Records of document pages and text
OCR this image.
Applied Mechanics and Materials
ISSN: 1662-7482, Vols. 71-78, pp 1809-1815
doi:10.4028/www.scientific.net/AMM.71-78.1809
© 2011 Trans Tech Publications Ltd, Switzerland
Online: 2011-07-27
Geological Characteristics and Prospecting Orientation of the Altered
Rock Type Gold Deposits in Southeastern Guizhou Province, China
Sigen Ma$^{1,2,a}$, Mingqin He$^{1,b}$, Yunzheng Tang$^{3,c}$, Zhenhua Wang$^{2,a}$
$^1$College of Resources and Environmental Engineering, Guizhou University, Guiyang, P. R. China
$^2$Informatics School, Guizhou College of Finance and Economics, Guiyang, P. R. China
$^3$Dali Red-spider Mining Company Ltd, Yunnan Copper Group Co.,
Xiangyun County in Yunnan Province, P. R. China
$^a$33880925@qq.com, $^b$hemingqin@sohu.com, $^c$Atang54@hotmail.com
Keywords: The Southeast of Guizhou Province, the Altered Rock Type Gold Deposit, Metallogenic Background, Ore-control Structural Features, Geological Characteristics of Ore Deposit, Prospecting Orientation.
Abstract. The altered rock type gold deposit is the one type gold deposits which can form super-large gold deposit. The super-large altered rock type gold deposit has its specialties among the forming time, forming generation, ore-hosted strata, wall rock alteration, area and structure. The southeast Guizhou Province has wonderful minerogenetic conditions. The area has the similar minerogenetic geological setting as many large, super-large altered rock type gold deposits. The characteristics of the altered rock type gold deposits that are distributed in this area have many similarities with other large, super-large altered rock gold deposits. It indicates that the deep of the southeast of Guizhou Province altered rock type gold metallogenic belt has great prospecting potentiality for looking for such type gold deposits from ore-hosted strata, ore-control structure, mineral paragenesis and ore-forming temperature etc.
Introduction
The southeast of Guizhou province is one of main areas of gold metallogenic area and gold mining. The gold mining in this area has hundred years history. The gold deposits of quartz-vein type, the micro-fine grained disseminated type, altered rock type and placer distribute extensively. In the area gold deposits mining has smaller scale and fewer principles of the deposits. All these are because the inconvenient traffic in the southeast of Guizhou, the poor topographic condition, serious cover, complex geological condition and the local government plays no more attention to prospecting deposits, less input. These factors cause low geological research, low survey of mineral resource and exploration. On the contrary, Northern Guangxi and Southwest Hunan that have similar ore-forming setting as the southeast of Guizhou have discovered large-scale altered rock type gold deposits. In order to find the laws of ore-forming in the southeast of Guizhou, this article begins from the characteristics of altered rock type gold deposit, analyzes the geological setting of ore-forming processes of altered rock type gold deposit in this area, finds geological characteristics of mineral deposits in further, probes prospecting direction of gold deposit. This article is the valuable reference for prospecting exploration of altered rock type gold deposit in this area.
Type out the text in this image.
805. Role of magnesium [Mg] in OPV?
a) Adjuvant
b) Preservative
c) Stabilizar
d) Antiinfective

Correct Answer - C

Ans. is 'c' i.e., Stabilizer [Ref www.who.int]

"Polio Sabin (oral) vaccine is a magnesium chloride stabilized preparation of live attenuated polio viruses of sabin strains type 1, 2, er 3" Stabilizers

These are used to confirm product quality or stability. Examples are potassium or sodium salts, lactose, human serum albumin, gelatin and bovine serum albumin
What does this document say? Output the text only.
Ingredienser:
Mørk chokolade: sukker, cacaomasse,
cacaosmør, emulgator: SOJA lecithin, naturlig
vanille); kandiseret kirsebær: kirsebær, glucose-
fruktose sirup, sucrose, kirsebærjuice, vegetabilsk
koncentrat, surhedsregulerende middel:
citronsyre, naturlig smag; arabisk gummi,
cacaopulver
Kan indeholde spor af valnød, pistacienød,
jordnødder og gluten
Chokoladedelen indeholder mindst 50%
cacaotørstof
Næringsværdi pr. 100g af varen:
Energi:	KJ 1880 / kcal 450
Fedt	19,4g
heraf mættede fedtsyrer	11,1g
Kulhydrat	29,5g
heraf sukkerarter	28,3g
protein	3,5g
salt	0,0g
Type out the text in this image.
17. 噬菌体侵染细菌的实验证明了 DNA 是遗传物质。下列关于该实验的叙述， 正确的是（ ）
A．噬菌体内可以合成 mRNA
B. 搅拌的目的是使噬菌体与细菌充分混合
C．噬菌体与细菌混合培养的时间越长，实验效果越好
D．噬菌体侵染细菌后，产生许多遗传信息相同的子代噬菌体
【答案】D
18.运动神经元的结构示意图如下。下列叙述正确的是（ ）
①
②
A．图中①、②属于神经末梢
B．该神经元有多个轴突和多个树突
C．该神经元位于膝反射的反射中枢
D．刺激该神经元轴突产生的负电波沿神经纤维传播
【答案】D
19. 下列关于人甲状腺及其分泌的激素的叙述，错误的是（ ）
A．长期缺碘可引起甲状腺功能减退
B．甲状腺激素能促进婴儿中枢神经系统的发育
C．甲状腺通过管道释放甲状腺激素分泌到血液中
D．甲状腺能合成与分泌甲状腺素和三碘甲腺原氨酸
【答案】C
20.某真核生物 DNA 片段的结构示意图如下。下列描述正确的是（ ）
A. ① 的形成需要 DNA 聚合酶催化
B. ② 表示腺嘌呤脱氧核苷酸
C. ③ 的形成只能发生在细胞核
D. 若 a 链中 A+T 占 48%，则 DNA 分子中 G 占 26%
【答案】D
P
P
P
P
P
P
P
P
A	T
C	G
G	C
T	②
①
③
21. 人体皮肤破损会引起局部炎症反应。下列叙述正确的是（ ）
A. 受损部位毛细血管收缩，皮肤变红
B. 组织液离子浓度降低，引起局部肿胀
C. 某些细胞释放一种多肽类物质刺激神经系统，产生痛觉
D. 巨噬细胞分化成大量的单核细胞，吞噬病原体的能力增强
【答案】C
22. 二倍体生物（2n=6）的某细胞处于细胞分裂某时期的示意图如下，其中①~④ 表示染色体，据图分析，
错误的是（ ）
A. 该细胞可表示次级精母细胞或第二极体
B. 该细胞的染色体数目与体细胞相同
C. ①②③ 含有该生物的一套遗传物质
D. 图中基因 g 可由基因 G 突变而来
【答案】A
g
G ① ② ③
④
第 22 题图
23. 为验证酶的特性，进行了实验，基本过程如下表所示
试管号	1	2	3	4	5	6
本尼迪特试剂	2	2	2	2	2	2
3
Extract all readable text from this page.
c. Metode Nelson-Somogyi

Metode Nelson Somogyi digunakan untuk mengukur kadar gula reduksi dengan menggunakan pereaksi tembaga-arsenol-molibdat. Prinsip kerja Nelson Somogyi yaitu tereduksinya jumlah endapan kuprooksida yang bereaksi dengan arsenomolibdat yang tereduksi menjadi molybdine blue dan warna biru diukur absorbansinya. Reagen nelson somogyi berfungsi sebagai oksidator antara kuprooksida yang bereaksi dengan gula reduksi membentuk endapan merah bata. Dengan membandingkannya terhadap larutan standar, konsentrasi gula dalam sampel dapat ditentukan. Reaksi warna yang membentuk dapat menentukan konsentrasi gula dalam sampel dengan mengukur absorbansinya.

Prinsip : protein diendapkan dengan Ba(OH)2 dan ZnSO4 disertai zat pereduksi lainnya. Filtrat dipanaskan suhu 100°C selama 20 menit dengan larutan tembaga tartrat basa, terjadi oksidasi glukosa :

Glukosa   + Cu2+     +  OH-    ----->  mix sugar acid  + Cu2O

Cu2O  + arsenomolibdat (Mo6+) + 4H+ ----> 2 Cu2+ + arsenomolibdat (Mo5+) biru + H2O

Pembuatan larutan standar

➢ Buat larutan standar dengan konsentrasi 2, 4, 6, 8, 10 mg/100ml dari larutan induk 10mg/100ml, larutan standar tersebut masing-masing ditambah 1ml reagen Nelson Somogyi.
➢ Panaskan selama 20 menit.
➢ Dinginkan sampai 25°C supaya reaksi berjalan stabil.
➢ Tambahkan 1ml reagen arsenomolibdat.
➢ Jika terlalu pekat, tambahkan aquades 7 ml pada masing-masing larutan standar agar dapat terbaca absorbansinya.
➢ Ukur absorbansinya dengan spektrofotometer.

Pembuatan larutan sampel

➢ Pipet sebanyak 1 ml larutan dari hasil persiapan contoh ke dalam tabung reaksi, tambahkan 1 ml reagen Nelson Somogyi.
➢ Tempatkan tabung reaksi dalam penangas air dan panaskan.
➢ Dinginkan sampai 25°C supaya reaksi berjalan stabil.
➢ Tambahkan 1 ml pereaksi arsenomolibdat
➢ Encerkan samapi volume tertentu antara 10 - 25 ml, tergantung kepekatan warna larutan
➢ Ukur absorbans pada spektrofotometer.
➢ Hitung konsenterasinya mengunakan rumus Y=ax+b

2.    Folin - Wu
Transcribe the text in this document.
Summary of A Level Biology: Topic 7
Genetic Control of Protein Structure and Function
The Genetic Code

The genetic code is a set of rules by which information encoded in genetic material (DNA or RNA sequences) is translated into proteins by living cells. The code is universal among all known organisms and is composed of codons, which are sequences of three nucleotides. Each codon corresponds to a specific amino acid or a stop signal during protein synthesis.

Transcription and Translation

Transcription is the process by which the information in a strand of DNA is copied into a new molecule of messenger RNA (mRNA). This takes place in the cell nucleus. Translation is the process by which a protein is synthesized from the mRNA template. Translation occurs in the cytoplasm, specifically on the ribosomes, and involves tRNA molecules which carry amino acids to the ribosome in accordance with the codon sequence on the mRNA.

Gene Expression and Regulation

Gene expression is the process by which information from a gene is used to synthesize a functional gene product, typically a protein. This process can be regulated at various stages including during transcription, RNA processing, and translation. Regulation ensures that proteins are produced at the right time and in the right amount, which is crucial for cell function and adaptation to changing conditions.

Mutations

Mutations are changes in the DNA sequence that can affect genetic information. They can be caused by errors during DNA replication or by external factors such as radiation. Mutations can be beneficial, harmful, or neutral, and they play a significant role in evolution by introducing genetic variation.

**WHAT IS EXPECTED**
Filter the entries above down to the lines that contain "amino".

**OUTPUT FOR THIS TASK**
The genetic code is a set of rules by which information encoded in genetic material (DNA or RNA sequences) is translated into proteins by living cells. The code is universal among all known organisms and is composed of codons, which are sequences of three nucleotides. Each codon corresponds to a specific amino acid or a stop signal during protein synthesis.
Transcription is the process by which the information in a strand of DNA is copied into a new molecule of messenger RNA (mRNA). This takes place in the cell nucleus. Translation is the process by which a protein is synthesized from the mRNA template. Translation occurs in the cytoplasm, specifically on the ribosomes, and involves tRNA molecules which carry amino acids to the ribosome in accordance with the codon sequence on the mRNA.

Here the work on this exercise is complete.